● **Objective**
Below is the data. Give it again, complete and exact.

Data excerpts
************

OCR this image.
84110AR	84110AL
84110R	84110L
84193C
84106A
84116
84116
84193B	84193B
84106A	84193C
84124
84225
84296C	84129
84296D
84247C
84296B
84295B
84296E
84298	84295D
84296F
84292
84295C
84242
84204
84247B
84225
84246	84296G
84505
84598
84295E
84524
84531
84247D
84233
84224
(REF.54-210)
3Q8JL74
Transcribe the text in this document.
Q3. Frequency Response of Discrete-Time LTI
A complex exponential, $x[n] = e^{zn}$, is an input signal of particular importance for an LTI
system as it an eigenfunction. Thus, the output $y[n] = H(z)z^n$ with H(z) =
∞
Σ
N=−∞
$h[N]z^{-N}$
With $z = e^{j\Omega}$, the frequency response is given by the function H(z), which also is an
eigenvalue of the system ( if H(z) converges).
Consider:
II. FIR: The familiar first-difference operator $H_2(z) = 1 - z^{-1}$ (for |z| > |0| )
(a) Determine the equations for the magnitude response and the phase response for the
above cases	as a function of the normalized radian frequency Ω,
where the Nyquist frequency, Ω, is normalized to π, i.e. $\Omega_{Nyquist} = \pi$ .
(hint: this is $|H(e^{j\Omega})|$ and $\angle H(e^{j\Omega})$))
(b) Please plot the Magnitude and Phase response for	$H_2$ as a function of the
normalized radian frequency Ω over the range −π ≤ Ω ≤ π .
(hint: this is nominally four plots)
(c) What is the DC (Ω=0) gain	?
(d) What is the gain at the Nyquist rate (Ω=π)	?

************

● **Written response**
OCR this image.
84110AR	84110AL
84110R	84110L
84193C
84106A
84116
84116
84193B	84193B
84106A	84193C
84124
84225
84296C	84129
84296D
84247C
84296B
84295B
84296E
84298	84295D
84296F
84292
84295C
84242
84204
84247B
84225
84246	84296G
84505
84598
84295E
84524
84531
84247D
84233
84224
(REF.54-210)
3Q8JL74
Transcribe the text in this document.
Q3. Frequency Response of Discrete-Time LTI
A complex exponential, $x[n] = e^{zn}$, is an input signal of particular importance for an LTI
system as it an eigenfunction. Thus, the output $y[n] = H(z)z^n$ with H(z) =
∞
Σ
N=−∞
$h[N]z^{-N}$
With $z = e^{j\Omega}$, the frequency response is given by the function H(z), which also is an
eigenvalue of the system ( if H(z) converges).
Consider:
II. FIR: The familiar first-difference operator $H_2(z) = 1 - z^{-1}$ (for |z| > |0| )
(a) Determine the equations for the magnitude response and the phase response for the
above cases	as a function of the normalized radian frequency Ω,
where the Nyquist frequency, Ω, is normalized to π, i.e. $\Omega_{Nyquist} = \pi$ .
(hint: this is $|H(e^{j\Omega})|$ and $\angle H(e^{j\Omega})$))
(b) Please plot the Magnitude and Phase response for	$H_2$ as a function of the
normalized radian frequency Ω over the range −π ≤ Ω ≤ π .
(hint: this is nominally four plots)
(c) What is the DC (Ω=0) gain	?
(d) What is the gain at the Nyquist rate (Ω=π)	?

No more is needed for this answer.